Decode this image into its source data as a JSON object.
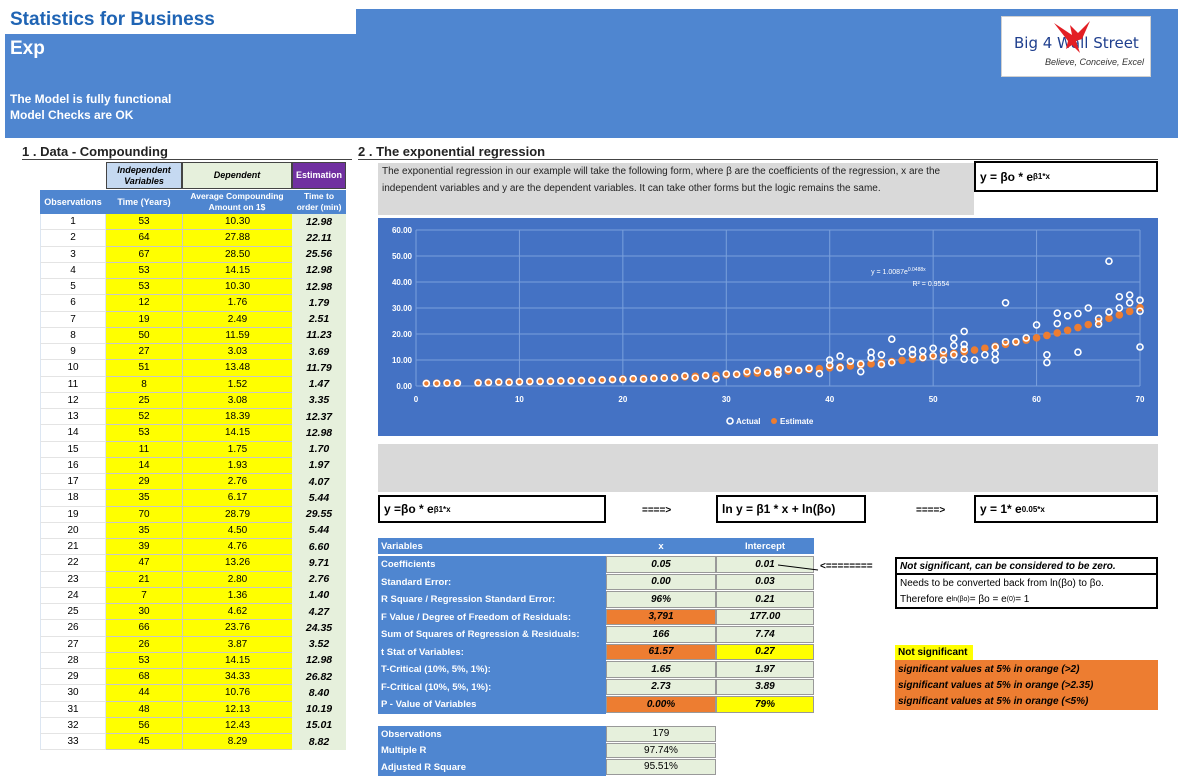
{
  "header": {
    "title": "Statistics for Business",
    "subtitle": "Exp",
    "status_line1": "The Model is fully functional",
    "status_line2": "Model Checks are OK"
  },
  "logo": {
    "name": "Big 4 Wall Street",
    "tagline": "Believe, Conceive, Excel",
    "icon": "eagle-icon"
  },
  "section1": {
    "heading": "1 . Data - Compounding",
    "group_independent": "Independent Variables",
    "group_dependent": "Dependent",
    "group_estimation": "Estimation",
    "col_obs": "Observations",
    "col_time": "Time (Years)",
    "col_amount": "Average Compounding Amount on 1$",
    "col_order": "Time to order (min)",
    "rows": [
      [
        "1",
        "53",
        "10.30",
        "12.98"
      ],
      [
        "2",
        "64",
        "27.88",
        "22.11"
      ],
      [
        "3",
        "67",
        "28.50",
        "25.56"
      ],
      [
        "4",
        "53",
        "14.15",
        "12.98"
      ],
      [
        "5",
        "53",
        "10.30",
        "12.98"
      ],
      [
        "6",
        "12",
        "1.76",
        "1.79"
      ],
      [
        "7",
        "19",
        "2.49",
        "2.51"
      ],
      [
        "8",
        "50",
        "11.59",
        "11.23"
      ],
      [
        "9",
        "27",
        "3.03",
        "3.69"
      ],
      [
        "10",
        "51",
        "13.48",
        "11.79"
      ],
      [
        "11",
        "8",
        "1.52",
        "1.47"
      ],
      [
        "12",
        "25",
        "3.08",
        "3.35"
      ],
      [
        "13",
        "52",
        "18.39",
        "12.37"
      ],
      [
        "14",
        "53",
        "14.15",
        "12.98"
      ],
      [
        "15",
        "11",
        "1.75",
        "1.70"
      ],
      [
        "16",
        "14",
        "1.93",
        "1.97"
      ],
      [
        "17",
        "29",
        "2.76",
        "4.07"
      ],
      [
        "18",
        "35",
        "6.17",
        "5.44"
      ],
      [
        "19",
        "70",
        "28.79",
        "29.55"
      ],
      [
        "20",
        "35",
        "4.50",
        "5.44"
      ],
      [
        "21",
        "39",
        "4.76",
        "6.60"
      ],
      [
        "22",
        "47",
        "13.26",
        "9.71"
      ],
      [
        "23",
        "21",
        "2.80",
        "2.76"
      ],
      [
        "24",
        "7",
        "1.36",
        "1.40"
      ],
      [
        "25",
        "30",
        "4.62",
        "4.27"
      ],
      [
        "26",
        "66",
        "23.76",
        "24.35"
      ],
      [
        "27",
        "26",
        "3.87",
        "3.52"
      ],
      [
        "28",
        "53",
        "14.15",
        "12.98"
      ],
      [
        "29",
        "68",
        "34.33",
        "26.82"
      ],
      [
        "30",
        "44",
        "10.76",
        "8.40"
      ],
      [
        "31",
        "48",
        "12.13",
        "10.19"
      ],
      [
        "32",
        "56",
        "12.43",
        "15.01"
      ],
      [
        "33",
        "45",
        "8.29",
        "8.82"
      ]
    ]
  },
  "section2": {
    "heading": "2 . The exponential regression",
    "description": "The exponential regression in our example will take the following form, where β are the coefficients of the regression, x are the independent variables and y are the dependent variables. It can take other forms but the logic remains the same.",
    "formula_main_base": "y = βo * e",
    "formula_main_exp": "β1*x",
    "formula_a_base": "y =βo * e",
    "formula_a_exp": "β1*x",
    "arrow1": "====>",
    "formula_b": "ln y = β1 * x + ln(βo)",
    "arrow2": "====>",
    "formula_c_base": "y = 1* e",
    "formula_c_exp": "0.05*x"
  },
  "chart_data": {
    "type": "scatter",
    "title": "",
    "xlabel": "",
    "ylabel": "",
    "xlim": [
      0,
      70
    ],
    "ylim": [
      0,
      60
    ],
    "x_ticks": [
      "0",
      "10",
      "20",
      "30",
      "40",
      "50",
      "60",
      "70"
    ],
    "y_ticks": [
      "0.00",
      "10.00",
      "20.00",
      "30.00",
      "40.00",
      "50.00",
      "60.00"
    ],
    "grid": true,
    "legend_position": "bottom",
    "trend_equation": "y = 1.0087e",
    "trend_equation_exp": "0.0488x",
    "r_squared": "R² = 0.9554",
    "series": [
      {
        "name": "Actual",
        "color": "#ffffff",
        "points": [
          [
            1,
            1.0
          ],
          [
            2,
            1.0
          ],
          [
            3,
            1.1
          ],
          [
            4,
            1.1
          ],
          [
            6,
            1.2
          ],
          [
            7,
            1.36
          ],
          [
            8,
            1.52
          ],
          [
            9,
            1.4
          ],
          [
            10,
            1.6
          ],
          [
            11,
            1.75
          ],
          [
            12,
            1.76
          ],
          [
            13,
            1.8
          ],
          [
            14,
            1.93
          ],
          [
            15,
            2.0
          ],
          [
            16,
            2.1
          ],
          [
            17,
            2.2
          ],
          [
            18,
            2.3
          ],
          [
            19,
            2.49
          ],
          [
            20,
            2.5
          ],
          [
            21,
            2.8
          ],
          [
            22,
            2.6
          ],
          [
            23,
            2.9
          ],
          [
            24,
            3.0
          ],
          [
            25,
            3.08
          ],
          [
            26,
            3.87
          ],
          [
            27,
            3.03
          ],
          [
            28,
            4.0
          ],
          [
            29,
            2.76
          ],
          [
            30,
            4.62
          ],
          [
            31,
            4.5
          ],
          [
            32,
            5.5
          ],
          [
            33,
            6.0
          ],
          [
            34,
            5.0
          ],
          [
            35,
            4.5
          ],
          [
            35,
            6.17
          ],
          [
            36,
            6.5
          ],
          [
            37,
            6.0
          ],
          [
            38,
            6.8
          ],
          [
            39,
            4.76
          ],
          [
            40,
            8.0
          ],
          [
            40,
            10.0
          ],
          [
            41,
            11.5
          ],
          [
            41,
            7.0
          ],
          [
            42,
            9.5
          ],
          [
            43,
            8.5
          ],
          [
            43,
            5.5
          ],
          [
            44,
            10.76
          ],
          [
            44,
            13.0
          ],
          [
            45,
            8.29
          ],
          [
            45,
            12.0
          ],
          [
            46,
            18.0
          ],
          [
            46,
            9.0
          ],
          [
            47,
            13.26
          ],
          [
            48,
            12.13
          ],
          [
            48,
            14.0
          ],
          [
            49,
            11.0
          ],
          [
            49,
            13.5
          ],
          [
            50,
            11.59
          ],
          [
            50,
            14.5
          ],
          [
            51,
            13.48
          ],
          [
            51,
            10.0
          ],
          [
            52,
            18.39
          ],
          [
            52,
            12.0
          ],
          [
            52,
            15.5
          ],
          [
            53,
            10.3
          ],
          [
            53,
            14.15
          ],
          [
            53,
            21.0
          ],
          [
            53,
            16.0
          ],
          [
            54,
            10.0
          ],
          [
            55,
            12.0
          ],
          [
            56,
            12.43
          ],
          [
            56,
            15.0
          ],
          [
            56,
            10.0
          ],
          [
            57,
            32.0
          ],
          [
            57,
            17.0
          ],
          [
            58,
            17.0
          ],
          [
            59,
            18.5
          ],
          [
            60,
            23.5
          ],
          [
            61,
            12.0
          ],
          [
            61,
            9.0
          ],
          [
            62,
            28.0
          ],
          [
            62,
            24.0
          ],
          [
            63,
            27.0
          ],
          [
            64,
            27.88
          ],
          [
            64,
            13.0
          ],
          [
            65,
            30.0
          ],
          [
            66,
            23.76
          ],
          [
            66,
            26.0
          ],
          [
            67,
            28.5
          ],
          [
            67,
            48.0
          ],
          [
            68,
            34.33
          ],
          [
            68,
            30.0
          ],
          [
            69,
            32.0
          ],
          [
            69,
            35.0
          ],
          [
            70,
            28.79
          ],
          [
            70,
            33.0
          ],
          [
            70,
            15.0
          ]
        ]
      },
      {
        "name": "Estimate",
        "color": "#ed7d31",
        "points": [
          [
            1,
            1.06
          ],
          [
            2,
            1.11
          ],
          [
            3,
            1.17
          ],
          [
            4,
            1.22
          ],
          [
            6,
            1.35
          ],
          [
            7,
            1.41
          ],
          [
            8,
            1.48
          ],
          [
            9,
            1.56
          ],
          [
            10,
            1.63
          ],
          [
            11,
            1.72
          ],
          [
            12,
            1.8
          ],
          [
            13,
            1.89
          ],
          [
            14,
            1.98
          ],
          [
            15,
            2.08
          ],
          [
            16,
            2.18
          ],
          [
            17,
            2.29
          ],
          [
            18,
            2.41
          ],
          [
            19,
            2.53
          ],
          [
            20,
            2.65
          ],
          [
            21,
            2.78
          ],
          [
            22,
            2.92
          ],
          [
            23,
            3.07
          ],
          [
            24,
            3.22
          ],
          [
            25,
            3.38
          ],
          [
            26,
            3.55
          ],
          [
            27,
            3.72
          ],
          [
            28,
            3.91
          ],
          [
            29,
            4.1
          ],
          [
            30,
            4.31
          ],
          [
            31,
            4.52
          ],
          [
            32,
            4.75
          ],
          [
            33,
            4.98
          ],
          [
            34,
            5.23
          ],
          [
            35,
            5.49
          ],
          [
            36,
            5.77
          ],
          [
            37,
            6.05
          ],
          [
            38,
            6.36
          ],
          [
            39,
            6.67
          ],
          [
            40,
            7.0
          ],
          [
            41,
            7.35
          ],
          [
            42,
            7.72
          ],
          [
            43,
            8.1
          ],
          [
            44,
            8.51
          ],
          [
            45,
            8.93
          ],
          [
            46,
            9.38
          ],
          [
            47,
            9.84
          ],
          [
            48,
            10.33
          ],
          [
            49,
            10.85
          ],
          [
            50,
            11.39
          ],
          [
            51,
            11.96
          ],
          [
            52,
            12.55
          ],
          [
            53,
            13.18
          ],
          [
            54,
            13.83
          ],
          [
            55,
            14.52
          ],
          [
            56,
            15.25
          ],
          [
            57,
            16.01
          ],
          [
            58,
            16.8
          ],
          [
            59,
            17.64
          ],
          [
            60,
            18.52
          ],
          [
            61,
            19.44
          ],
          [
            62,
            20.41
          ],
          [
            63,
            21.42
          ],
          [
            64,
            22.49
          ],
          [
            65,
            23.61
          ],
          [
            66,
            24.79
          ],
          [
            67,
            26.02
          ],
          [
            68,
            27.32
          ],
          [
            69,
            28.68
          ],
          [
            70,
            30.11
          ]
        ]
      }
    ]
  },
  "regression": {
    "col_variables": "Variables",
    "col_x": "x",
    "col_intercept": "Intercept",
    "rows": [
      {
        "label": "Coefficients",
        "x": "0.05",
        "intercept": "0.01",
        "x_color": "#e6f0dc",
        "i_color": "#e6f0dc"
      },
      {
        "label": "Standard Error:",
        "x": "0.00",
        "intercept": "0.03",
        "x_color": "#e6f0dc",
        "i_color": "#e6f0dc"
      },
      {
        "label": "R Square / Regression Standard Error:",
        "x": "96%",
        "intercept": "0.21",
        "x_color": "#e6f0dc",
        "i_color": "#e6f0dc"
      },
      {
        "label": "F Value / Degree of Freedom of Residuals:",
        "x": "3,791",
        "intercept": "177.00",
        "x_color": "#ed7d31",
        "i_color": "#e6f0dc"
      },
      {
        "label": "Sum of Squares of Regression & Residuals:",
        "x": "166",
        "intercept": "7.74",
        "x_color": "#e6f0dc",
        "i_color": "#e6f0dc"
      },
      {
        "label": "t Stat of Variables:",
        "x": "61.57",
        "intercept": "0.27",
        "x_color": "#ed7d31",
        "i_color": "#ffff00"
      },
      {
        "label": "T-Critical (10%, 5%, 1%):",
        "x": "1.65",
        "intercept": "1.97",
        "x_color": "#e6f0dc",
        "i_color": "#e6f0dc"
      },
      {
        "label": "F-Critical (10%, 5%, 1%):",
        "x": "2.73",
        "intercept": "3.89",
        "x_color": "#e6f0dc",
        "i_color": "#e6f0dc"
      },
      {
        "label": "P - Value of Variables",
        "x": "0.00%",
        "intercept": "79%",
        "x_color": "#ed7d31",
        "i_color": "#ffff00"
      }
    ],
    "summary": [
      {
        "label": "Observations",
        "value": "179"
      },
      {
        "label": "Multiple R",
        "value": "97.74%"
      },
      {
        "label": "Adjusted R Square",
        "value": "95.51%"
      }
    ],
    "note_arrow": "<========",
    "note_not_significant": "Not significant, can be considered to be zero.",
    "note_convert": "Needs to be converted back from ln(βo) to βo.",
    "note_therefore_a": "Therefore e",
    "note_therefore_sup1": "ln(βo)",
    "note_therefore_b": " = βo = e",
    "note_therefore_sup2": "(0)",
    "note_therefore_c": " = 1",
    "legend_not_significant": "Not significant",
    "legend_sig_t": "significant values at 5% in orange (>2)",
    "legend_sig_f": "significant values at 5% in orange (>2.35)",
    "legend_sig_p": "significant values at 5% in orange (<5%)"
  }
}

(YOUR GOAL): Gather up every line from the listing above in which the word "values" occurs.

(RESULT FOR THIS TASK):
    "legend_sig_t": "significant values at 5% in orange (>2)",
    "legend_sig_f": "significant values at 5% in orange (>2.35)",
    "legend_sig_p": "significant values at 5% in orange (<5%)"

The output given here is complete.